* [TASK TO COMPLETE] Single out the lines that include the word "Property". Copy them.

Start of RECORDS FOR THE TASK

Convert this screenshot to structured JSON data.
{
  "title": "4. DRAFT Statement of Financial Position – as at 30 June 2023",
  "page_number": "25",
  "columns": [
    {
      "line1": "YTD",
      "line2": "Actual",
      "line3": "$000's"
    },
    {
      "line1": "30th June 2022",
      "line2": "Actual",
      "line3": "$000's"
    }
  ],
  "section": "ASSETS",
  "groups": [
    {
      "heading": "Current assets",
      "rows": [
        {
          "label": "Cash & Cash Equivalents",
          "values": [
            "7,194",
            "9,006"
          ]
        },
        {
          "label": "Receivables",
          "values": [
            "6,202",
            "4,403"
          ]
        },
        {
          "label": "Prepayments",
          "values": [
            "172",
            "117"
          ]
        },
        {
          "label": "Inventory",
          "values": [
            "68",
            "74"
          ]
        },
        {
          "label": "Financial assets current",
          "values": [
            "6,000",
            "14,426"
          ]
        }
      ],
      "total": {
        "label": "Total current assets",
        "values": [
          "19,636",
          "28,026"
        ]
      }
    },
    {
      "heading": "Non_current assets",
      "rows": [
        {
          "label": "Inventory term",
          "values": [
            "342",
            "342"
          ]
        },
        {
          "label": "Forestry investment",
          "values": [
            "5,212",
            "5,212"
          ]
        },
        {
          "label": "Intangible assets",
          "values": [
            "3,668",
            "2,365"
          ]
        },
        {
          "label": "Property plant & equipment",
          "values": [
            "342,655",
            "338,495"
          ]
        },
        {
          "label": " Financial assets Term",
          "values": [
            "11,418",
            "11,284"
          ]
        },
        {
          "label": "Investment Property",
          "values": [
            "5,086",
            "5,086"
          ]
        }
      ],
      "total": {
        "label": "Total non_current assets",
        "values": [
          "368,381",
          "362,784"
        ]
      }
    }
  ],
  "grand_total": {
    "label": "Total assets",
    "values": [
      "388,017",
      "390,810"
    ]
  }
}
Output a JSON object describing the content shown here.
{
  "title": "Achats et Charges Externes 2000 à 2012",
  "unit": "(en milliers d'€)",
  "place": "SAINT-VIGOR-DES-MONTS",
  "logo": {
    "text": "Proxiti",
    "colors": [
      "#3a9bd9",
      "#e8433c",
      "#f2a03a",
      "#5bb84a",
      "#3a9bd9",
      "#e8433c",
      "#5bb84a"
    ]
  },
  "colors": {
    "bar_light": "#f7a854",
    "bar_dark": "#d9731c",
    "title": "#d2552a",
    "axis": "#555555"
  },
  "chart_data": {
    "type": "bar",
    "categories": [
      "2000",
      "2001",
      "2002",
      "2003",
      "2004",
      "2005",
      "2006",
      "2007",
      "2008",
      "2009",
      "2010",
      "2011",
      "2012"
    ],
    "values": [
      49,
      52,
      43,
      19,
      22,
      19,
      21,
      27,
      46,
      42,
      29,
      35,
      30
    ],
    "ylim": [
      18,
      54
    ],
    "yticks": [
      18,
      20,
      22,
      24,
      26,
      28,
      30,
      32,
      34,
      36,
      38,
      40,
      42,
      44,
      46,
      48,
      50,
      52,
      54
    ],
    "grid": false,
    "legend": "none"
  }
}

End of RECORDS FOR THE TASK

* [OUTPUT FOR THIS TASK]
          "label": "Property plant & equipment",
          "label": "Investment Property",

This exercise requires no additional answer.